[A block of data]
+-------+

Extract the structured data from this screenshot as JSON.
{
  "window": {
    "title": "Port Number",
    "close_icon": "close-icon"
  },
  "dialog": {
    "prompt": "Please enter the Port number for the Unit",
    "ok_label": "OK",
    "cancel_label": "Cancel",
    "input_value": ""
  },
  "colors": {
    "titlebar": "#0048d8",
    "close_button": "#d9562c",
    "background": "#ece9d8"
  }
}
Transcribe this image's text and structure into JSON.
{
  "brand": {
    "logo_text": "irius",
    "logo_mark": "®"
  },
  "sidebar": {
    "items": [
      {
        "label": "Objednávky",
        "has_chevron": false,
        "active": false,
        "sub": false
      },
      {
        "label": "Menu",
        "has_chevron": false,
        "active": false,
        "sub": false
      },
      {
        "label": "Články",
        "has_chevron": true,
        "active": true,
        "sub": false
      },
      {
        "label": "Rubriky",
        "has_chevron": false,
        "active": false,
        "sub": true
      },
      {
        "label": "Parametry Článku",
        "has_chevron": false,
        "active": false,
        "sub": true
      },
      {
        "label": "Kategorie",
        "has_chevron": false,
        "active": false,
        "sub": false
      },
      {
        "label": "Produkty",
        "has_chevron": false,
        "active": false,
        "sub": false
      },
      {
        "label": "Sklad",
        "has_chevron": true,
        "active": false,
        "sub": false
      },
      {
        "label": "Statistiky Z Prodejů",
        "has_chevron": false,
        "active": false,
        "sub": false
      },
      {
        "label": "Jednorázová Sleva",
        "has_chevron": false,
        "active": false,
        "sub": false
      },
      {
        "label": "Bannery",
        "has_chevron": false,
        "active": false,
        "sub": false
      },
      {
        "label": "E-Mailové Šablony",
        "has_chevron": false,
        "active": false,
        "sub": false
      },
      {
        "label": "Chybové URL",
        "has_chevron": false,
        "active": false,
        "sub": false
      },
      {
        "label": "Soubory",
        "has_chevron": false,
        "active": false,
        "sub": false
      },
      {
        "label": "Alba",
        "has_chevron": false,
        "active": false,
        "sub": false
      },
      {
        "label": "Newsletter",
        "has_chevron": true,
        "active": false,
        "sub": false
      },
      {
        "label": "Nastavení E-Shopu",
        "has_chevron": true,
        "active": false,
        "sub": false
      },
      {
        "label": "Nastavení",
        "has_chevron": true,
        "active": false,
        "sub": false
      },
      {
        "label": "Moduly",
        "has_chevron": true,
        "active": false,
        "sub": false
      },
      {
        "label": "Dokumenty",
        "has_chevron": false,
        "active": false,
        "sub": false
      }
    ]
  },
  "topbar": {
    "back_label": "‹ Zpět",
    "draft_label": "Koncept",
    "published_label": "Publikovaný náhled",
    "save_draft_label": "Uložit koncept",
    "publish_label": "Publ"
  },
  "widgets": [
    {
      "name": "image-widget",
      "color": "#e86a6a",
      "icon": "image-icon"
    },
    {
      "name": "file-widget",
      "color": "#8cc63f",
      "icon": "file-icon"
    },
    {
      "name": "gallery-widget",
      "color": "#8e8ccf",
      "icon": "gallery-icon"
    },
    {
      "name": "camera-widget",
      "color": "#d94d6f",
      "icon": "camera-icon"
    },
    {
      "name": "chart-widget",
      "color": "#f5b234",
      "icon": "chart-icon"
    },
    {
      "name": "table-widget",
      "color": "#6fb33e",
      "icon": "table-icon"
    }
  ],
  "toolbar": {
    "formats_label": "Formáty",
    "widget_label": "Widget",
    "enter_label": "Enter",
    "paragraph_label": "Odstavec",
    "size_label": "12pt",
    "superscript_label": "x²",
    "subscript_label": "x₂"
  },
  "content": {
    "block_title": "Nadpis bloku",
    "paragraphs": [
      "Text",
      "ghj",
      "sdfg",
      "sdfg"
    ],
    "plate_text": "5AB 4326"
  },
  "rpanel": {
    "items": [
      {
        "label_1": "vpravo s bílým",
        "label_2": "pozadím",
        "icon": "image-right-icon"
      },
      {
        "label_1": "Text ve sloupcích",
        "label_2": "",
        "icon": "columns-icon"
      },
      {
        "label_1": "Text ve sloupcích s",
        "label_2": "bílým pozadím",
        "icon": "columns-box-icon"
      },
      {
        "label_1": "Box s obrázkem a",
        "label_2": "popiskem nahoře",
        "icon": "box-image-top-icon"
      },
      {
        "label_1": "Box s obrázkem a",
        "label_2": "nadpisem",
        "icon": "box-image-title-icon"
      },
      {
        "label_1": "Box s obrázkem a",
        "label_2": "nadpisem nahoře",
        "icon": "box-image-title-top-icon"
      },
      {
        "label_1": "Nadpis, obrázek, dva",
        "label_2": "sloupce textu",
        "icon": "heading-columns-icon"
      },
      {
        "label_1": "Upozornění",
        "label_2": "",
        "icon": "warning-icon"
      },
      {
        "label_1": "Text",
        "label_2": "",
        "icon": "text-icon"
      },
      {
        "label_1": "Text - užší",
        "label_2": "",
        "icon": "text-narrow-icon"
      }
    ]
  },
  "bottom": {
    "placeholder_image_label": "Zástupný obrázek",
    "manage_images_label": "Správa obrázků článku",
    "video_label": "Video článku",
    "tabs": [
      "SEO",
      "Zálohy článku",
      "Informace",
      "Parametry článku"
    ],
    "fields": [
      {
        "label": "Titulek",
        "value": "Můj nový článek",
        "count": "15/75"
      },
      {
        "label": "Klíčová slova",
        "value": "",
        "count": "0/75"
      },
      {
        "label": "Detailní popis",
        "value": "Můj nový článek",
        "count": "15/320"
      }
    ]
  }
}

+-------+

## What to work on
Which lines contain the word "camera"? Return each of them.

## Output for this exercise
      "name": "camera-widget",
      "icon": "camera-icon"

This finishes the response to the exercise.